- [The request] Print the lines of the records without any change, beginning at the first line and ending with the line containing "- x-tick-label: oct.-21: [554, 625, 569, 665]", both included.
[START]
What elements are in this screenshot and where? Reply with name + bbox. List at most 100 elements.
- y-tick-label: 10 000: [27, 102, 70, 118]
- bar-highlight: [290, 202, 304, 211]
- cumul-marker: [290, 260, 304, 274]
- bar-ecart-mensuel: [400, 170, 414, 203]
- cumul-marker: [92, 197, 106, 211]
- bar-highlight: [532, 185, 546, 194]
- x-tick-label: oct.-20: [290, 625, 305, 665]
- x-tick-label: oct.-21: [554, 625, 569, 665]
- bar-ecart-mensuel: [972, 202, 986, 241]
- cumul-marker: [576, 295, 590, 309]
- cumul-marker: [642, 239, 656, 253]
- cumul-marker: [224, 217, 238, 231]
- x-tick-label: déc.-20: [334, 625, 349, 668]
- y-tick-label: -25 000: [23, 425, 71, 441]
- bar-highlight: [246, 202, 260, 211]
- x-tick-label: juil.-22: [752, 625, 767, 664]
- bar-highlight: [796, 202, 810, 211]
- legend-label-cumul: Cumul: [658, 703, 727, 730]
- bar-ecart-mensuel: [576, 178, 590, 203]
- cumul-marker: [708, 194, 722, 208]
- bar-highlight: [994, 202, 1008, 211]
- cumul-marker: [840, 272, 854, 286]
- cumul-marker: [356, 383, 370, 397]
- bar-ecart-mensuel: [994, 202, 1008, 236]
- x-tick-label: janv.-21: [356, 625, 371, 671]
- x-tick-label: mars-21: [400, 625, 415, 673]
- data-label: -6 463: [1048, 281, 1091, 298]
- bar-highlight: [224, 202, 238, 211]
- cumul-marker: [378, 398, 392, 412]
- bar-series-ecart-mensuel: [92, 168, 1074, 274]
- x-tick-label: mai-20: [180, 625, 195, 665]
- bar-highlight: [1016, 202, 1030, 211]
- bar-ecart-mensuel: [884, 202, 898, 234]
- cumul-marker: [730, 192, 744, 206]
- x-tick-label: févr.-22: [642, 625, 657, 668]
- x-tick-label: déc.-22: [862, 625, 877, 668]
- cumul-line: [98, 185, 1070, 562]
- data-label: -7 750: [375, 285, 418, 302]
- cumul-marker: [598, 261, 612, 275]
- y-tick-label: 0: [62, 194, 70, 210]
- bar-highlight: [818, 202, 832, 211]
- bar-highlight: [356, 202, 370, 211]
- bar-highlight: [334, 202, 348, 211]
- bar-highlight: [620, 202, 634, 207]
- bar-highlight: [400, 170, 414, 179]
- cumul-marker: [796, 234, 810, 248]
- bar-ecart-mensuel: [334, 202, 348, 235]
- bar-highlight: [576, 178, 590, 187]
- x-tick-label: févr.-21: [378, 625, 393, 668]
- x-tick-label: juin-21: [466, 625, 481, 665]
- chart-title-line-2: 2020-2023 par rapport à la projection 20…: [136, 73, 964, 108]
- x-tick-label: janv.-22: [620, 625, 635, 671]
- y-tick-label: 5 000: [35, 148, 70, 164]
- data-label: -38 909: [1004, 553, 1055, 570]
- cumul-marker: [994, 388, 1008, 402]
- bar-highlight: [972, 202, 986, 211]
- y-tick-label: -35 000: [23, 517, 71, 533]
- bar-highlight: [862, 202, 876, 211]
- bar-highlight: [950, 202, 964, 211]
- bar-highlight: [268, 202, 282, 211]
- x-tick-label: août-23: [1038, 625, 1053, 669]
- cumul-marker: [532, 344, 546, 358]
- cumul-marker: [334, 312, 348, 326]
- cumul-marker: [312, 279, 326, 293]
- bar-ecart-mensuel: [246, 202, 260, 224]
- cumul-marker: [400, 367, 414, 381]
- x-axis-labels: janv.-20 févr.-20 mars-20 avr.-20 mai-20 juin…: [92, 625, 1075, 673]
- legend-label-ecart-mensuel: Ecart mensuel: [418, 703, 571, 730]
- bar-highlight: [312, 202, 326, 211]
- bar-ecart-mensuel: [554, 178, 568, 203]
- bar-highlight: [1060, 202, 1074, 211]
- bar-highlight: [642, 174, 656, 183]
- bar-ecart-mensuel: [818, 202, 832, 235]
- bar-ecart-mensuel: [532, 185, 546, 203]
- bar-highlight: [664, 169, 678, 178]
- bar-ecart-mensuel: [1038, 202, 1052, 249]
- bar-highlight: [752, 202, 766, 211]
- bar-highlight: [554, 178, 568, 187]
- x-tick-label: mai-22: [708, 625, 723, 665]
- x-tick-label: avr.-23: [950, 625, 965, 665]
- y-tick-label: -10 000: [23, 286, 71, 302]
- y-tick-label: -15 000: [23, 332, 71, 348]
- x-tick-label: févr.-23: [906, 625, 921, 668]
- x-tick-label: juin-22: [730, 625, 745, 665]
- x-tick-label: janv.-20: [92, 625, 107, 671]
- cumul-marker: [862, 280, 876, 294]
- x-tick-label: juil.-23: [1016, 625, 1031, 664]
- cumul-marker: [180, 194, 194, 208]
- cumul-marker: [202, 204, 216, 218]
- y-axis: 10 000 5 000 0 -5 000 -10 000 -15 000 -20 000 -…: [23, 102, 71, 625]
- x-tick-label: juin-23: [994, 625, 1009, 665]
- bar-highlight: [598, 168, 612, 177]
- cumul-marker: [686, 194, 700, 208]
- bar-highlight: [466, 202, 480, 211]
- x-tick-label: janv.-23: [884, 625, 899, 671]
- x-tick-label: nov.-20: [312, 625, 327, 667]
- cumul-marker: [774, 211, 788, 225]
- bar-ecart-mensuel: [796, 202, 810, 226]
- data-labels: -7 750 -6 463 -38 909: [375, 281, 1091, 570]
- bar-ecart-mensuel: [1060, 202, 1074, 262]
[END]
- [Result of this task]
What elements are in this screenshot and where? Reply with name + bbox. List at most 100 elements.
- y-tick-label: 10 000: [27, 102, 70, 118]
- bar-highlight: [290, 202, 304, 211]
- cumul-marker: [290, 260, 304, 274]
- bar-ecart-mensuel: [400, 170, 414, 203]
- cumul-marker: [92, 197, 106, 211]
- bar-highlight: [532, 185, 546, 194]
- x-tick-label: oct.-20: [290, 625, 305, 665]
- x-tick-label: oct.-21: [554, 625, 569, 665]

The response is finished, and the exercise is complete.